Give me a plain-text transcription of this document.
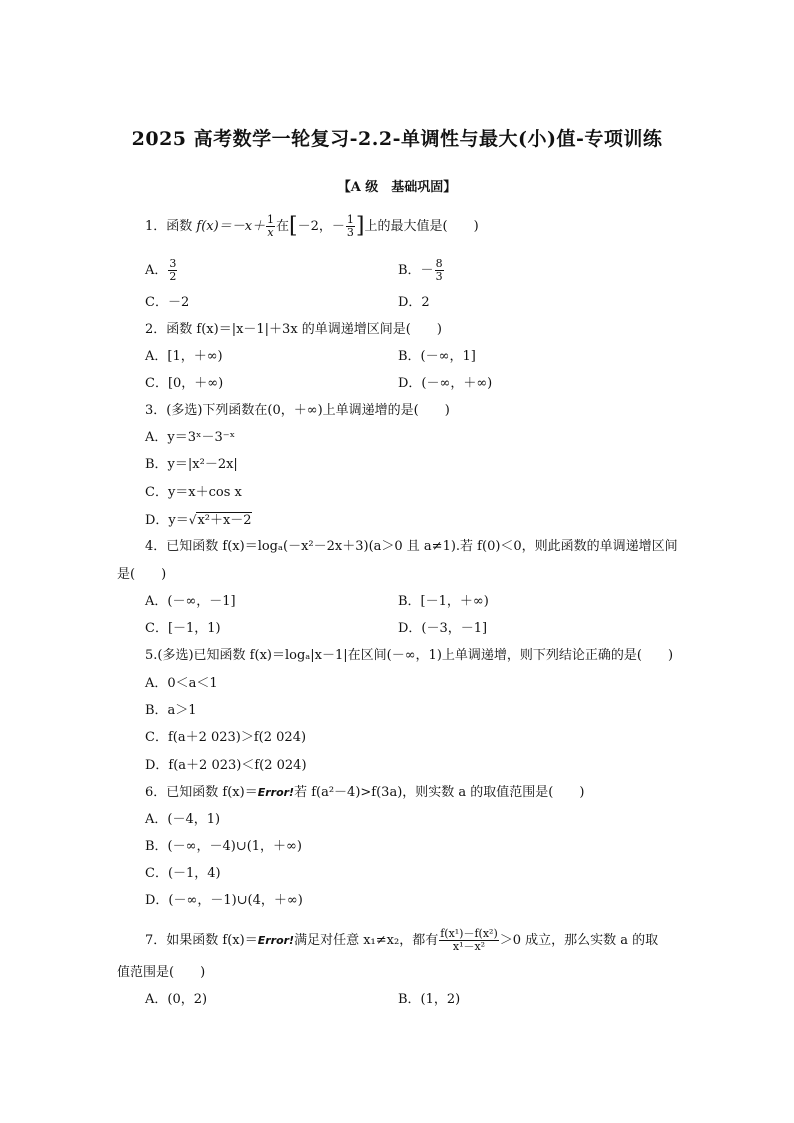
2025 高考数学一轮复习-2.2-单调性与最大(小)值-专项训练
【A 级　基础巩固】
1．函数 $f(x)=-x+ \frac{1}{x}$ 在[－2，－ $\frac{1}{3}$ ]上的最大值是(　　)
A． $\frac{3}{2}$	B．－ $\frac{8}{3}$
C．－2	D．2
2．函数 f(x)＝|x－1|＋3x 的单调递增区间是(　　)
A．[1，＋∞)	B．(－∞，1]
C．[0，＋∞)	D．(－∞，＋∞)
3．(多选)下列函数在(0，＋∞)上单调递增的是(　　)
A．y＝3ˣ－3⁻ˣ
B．y＝|x²－2x|
C．y＝x＋cos x
D．y＝√x²＋x－2
4．已知函数 f(x)＝logₐ(－x²－2x＋3)(a＞0 且 a≠1).若 f(0)＜0，则此函数的单调递增区间
是(　　)
A．(－∞，－1]	B．[－1，＋∞)
C．[－1，1)	D．(－3，－1]
5.(多选)已知函数 f(x)＝logₐ|x－1|在区间(－∞，1)上单调递增，则下列结论正确的是(　　)
A．0＜a＜1
B．a＞1
C．f(a＋2 023)＞f(2 024)
D．f(a＋2 023)＜f(2 024)
6．已知函数 f(x)＝Error!若 f(a²－4)>f(3a)，则实数 a 的取值范围是(　　)
A．(－4，1)
B．(－∞，－4)∪(1，＋∞)
C．(－1，4)
D．(－∞，－1)∪(4，＋∞)
7．如果函数 f(x)＝Error!满足对任意 x₁≠x₂，都有 $\frac{\text{f(x¹)－f(x²)}}{\text{x¹－x²}} >0$ 成立，那么实数 a 的取
值范围是(　　)
A．(0，2)	B．(1，2)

_____

• REQUIREMENTS: Your copy should match the records word for word, with the pictures removed.

• SOLUTION TO THE PROBLEM:
Give me a plain-text transcription of this document.
2025 高考数学一轮复习-2.2-单调性与最大(小)值-专项训练
【A 级　基础巩固】
1．函数 $f(x)=-x+ \frac{1}{x}$ 在[－2，－ $\frac{1}{3}$ ]上的最大值是(　　)
A． $\frac{3}{2}$	B．－ $\frac{8}{3}$
C．－2	D．2
2．函数 f(x)＝|x－1|＋3x 的单调递增区间是(　　)
A．[1，＋∞)	B．(－∞，1]
C．[0，＋∞)	D．(－∞，＋∞)
3．(多选)下列函数在(0，＋∞)上单调递增的是(　　)
A．y＝3ˣ－3⁻ˣ
B．y＝|x²－2x|
C．y＝x＋cos x
D．y＝√x²＋x－2
4．已知函数 f(x)＝logₐ(－x²－2x＋3)(a＞0 且 a≠1).若 f(0)＜0，则此函数的单调递增区间
是(　　)
A．(－∞，－1]	B．[－1，＋∞)
C．[－1，1)	D．(－3，－1]
5.(多选)已知函数 f(x)＝logₐ|x－1|在区间(－∞，1)上单调递增，则下列结论正确的是(　　)
A．0＜a＜1
B．a＞1
C．f(a＋2 023)＞f(2 024)
D．f(a＋2 023)＜f(2 024)
6．已知函数 f(x)＝Error!若 f(a²－4)>f(3a)，则实数 a 的取值范围是(　　)
A．(－4，1)
B．(－∞，－4)∪(1，＋∞)
C．(－1，4)
D．(－∞，－1)∪(4，＋∞)
7．如果函数 f(x)＝Error!满足对任意 x₁≠x₂，都有 $\frac{\text{f(x¹)－f(x²)}}{\text{x¹－x²}} >0$ 成立，那么实数 a 的取
值范围是(　　)
A．(0，2)	B．(1，2)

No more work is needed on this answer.